start INPUT ROWS
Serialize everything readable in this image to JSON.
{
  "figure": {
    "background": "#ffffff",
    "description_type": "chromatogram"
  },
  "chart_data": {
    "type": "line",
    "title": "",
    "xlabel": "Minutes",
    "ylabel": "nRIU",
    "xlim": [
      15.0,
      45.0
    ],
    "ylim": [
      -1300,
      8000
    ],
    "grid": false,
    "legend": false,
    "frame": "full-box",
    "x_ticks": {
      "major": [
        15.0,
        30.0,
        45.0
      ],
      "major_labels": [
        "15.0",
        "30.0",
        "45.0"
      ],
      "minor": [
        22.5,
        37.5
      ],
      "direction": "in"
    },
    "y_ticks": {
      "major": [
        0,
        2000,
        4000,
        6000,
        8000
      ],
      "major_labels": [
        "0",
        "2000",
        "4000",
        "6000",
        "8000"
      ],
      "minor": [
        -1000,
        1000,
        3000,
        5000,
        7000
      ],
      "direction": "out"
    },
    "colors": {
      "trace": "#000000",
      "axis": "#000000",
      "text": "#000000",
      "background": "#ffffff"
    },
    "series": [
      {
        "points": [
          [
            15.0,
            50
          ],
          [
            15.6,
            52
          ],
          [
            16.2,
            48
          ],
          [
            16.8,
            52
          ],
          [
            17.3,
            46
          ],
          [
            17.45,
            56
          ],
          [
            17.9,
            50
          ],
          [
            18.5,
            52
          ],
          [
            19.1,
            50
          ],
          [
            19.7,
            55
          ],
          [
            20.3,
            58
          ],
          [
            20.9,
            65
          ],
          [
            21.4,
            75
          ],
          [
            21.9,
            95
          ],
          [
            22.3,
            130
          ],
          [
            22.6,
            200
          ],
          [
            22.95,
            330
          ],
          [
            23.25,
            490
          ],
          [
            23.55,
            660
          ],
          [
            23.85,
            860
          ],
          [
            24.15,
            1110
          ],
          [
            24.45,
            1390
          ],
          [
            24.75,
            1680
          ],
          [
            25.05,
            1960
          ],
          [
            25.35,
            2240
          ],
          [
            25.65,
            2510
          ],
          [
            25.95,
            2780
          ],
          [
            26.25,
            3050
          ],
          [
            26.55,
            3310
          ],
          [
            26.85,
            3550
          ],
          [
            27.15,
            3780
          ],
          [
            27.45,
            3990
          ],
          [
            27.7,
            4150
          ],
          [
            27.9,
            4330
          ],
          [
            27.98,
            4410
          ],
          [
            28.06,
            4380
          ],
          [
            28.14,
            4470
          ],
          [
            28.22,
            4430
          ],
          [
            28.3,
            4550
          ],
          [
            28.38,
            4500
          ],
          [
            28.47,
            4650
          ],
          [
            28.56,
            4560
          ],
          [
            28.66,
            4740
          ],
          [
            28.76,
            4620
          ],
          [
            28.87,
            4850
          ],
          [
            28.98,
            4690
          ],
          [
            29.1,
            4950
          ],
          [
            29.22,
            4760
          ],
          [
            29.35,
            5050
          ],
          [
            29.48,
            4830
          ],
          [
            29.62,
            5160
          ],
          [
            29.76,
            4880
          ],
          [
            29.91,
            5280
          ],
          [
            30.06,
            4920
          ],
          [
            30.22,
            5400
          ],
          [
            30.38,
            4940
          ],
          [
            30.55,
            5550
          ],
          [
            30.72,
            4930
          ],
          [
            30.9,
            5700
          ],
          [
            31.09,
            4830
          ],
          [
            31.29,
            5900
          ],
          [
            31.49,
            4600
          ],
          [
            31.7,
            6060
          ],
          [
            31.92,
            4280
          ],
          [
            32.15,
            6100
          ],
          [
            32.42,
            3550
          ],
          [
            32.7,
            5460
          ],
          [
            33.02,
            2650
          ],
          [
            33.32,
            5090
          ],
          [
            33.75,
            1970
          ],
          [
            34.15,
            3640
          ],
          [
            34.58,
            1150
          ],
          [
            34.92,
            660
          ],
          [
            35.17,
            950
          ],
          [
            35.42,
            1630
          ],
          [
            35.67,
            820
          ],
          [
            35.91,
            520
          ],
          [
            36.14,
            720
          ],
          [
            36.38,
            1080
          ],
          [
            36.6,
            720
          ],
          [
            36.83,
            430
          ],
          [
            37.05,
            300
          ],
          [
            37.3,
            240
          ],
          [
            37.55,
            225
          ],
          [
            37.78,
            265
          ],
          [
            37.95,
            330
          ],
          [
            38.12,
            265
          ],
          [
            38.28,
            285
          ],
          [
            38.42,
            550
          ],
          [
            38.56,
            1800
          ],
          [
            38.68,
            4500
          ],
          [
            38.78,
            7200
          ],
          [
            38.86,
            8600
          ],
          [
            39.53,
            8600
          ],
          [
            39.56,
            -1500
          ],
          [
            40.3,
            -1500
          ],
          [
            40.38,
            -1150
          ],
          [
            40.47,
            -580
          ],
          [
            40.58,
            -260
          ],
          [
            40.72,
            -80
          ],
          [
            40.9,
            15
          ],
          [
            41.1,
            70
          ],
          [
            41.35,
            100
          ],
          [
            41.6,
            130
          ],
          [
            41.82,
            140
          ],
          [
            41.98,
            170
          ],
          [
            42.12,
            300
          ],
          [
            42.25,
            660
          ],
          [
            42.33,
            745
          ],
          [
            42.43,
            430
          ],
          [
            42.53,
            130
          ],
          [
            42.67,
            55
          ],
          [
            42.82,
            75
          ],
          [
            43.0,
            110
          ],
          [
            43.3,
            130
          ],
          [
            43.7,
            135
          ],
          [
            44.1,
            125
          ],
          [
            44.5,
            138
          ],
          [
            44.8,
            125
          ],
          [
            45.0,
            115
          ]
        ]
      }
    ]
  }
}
end INPUT ROWS
PROBLEM STATEMENT ::
Where a line in the material above holds "background", copy that line.

RIGHT ANSWER ::
    "background": "#ffffff",
      "background": "#ffffff"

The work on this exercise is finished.